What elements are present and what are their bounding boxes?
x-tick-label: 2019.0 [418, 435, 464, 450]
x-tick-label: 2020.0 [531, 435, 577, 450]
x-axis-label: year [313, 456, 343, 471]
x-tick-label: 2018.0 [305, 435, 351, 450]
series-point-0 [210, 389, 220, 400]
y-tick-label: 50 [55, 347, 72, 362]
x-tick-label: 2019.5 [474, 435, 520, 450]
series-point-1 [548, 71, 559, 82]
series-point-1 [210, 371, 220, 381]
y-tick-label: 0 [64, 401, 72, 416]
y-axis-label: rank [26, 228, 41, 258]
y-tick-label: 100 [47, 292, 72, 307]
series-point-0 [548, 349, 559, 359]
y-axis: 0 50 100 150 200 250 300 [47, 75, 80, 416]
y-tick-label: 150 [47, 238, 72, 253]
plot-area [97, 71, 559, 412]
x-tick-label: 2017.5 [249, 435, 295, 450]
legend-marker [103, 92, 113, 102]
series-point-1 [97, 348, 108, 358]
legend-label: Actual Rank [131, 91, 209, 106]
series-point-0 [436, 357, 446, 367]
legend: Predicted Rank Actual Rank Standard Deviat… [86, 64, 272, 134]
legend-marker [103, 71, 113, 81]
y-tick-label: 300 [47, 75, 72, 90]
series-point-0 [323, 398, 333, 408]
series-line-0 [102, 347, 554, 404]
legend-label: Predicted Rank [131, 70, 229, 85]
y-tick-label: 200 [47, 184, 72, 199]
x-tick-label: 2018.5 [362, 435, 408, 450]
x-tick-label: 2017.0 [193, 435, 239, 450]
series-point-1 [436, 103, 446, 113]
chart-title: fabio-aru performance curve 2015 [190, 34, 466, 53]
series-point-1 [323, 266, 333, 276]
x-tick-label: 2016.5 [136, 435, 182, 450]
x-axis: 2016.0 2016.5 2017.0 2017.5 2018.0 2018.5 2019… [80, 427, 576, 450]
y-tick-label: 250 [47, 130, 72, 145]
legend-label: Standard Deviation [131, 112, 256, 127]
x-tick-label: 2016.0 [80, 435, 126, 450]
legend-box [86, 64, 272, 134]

□ □ □ □ □

*TASK*:
Rewrite all of the items, changing "legend-label" to "legend-text" everywhere it occurs and leaving every other part unchanged.

*ANSWER TO THIS TASK*:
What elements are present and what are their bounding boxes?
x-tick-label: 2019.0 [418, 435, 464, 450]
x-tick-label: 2020.0 [531, 435, 577, 450]
x-axis-label: year [313, 456, 343, 471]
x-tick-label: 2018.0 [305, 435, 351, 450]
series-point-0 [210, 389, 220, 400]
y-tick-label: 50 [55, 347, 72, 362]
x-tick-label: 2019.5 [474, 435, 520, 450]
series-point-1 [548, 71, 559, 82]
series-point-1 [210, 371, 220, 381]
y-tick-label: 0 [64, 401, 72, 416]
y-axis-label: rank [26, 228, 41, 258]
y-tick-label: 100 [47, 292, 72, 307]
series-point-0 [548, 349, 559, 359]
y-axis: 0 50 100 150 200 250 300 [47, 75, 80, 416]
y-tick-label: 150 [47, 238, 72, 253]
plot-area [97, 71, 559, 412]
x-tick-label: 2017.5 [249, 435, 295, 450]
legend-marker [103, 92, 113, 102]
series-point-1 [97, 348, 108, 358]
legend-text: Actual Rank [131, 91, 209, 106]
series-point-0 [436, 357, 446, 367]
legend: Predicted Rank Actual Rank Standard Deviat… [86, 64, 272, 134]
legend-marker [103, 71, 113, 81]
y-tick-label: 300 [47, 75, 72, 90]
series-point-0 [323, 398, 333, 408]
series-line-0 [102, 347, 554, 404]
legend-text: Predicted Rank [131, 70, 229, 85]
y-tick-label: 200 [47, 184, 72, 199]
x-tick-label: 2018.5 [362, 435, 408, 450]
x-tick-label: 2017.0 [193, 435, 239, 450]
series-point-1 [436, 103, 446, 113]
chart-title: fabio-aru performance curve 2015 [190, 34, 466, 53]
series-point-1 [323, 266, 333, 276]
x-tick-label: 2016.5 [136, 435, 182, 450]
x-axis: 2016.0 2016.5 2017.0 2017.5 2018.0 2018.5 2019… [80, 427, 576, 450]
y-tick-label: 250 [47, 130, 72, 145]
legend-text: Standard Deviation [131, 112, 256, 127]
x-tick-label: 2016.0 [80, 435, 126, 450]
legend-box [86, 64, 272, 134]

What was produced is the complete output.